**Data for this exercise**

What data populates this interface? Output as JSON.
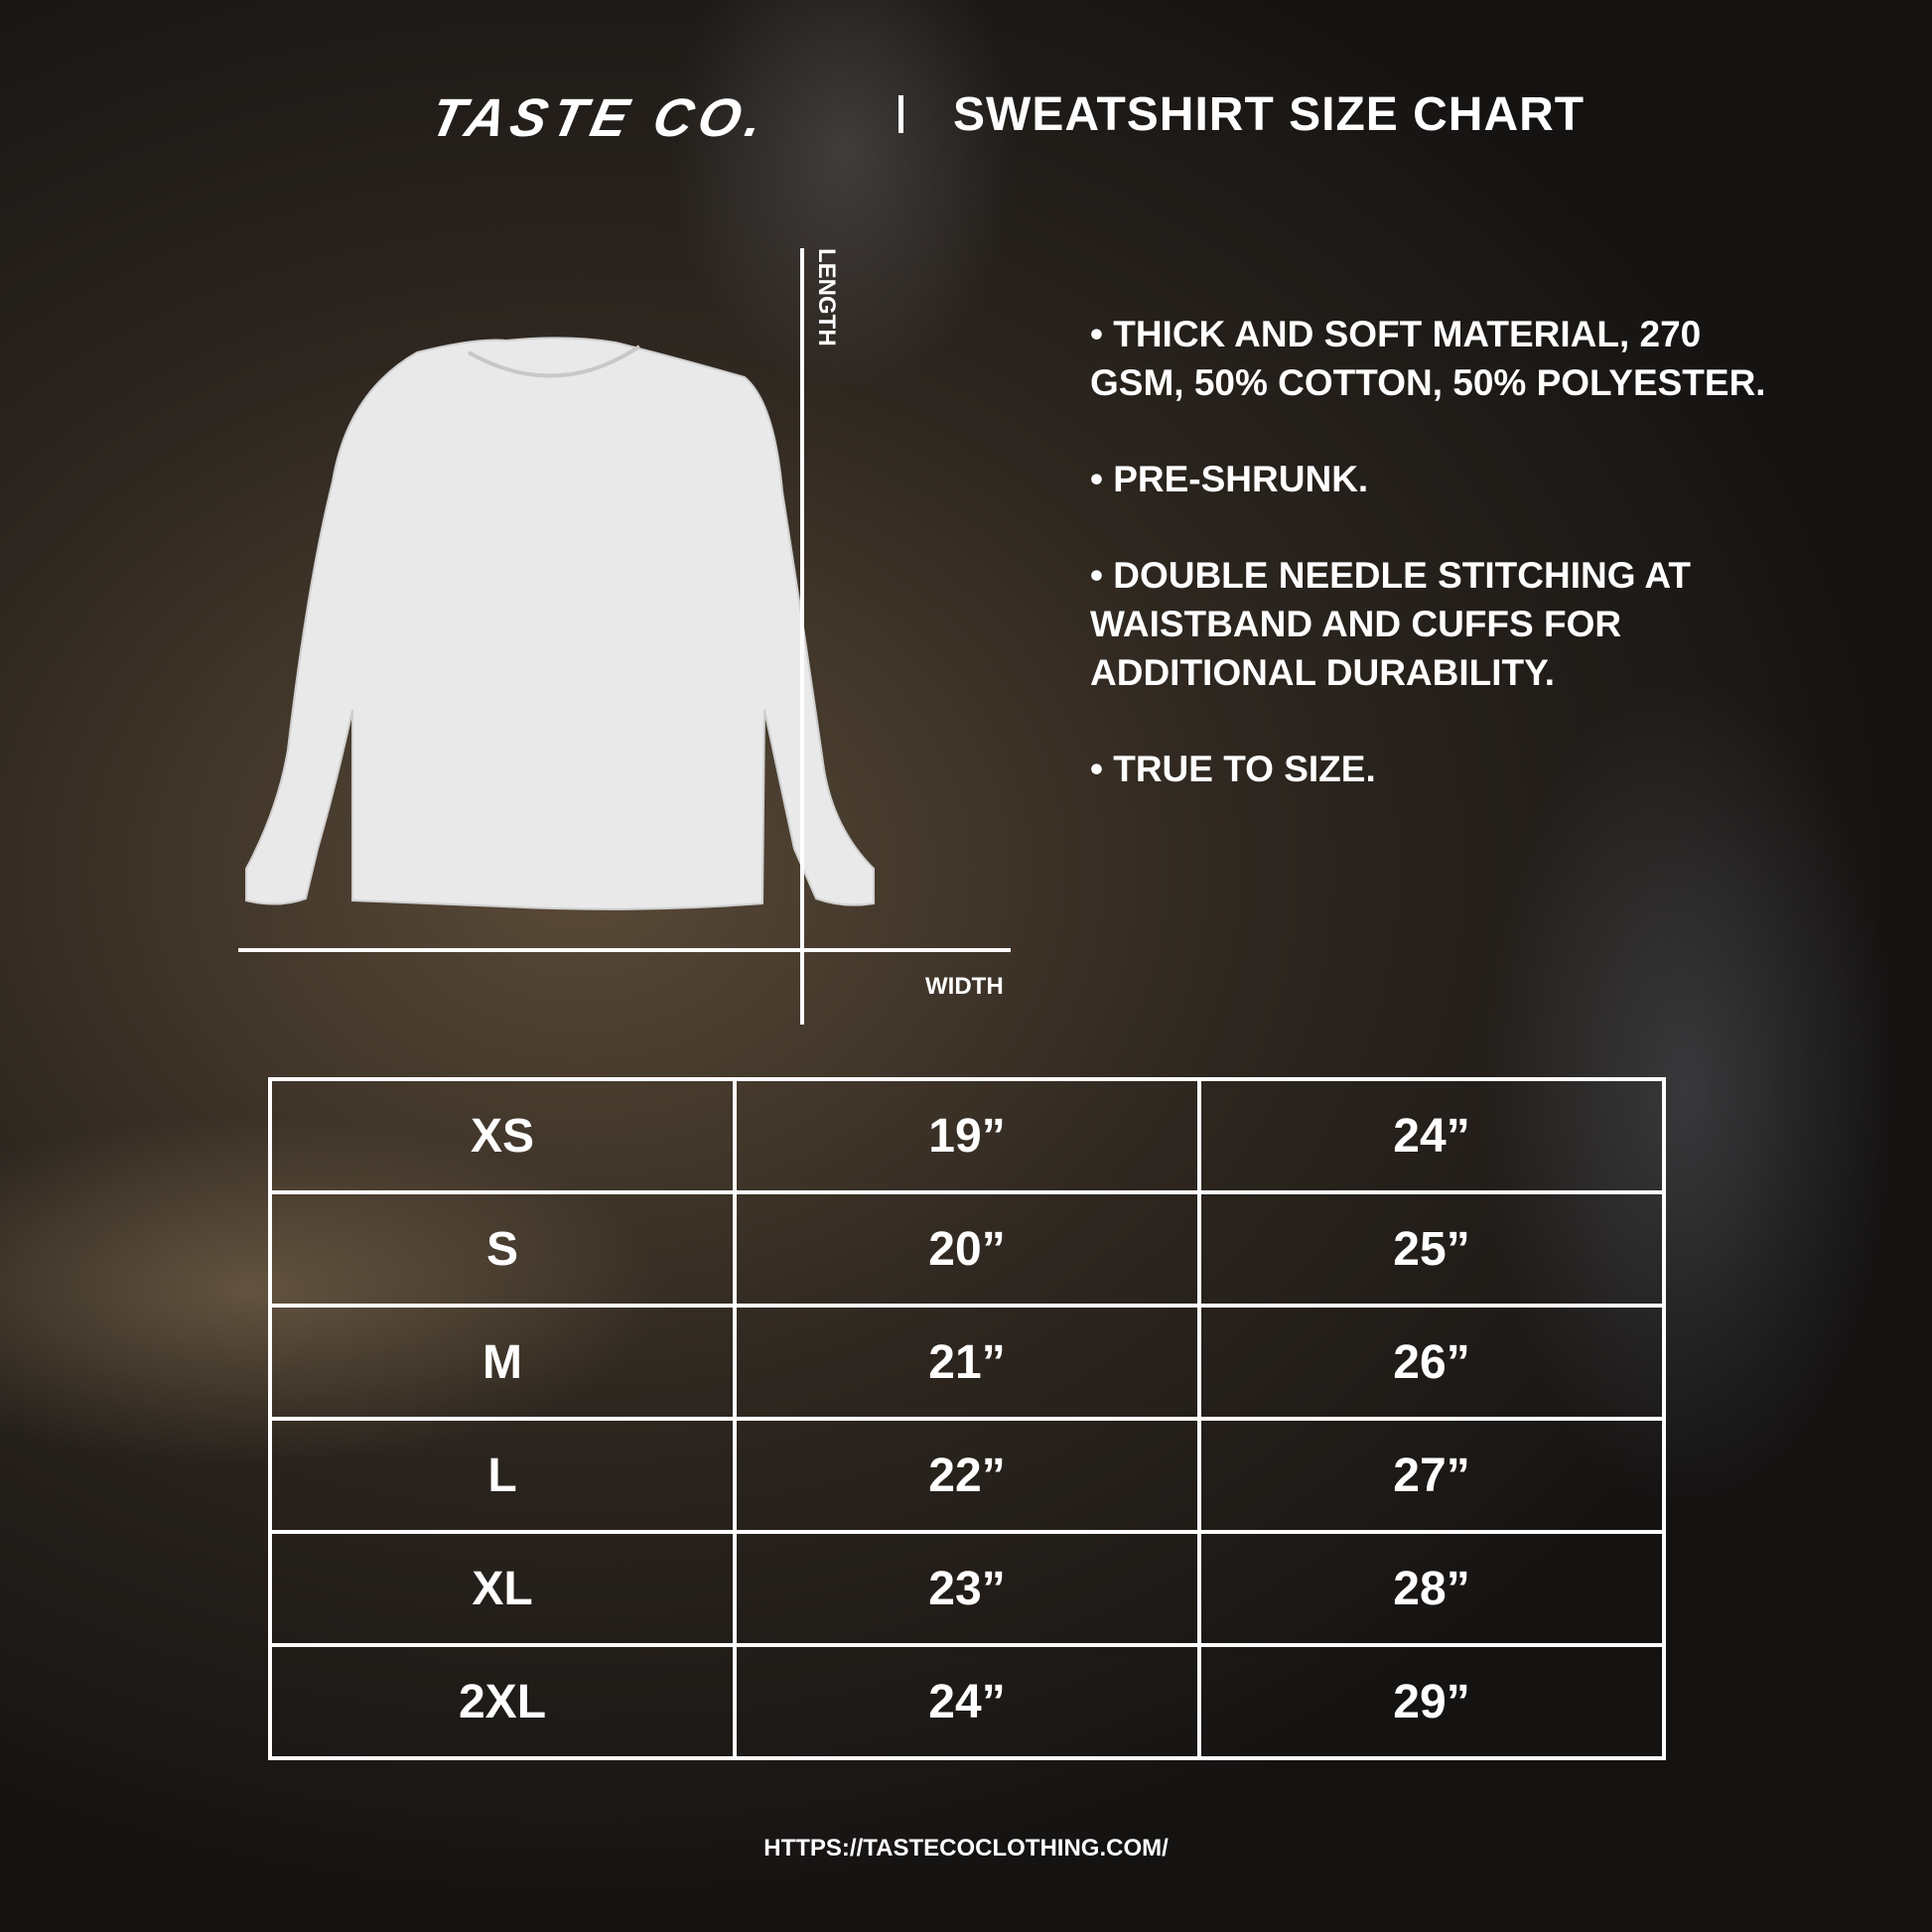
{
  "header": {
    "logo": "TASTE CO.",
    "title": "SWEATSHIRT SIZE CHART"
  },
  "diagram": {
    "length_label": "LENGTH",
    "width_label": "WIDTH"
  },
  "features": [
    "• THICK AND SOFT MATERIAL, 270 GSM, 50% COTTON, 50% POLYESTER.",
    "• PRE-SHRUNK.",
    "• DOUBLE NEEDLE STITCHING AT WAISTBAND AND CUFFS FOR ADDITIONAL DURABILITY.",
    "• TRUE TO SIZE."
  ],
  "size_table": [
    [
      "XS",
      "19”",
      "24”"
    ],
    [
      "S",
      "20”",
      "25”"
    ],
    [
      "M",
      "21”",
      "26”"
    ],
    [
      "L",
      "22”",
      "27”"
    ],
    [
      "XL",
      "23”",
      "28”"
    ],
    [
      "2XL",
      "24”",
      "29”"
    ]
  ],
  "footer": {
    "url": "HTTPS://TASTECOCLOTHING.COM/"
  }
}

**Task description**
Write the listing above out again exactly, dropping each image.

**The response**
What data populates this interface? Output as JSON.
{
  "header": {
    "logo": "TASTE CO.",
    "title": "SWEATSHIRT SIZE CHART"
  },
  "diagram": {
    "length_label": "LENGTH",
    "width_label": "WIDTH"
  },
  "features": [
    "• THICK AND SOFT MATERIAL, 270 GSM, 50% COTTON, 50% POLYESTER.",
    "• PRE-SHRUNK.",
    "• DOUBLE NEEDLE STITCHING AT WAISTBAND AND CUFFS FOR ADDITIONAL DURABILITY.",
    "• TRUE TO SIZE."
  ],
  "size_table": [
    [
      "XS",
      "19”",
      "24”"
    ],
    [
      "S",
      "20”",
      "25”"
    ],
    [
      "M",
      "21”",
      "26”"
    ],
    [
      "L",
      "22”",
      "27”"
    ],
    [
      "XL",
      "23”",
      "28”"
    ],
    [
      "2XL",
      "24”",
      "29”"
    ]
  ],
  "footer": {
    "url": "HTTPS://TASTECOCLOTHING.COM/"
  }
}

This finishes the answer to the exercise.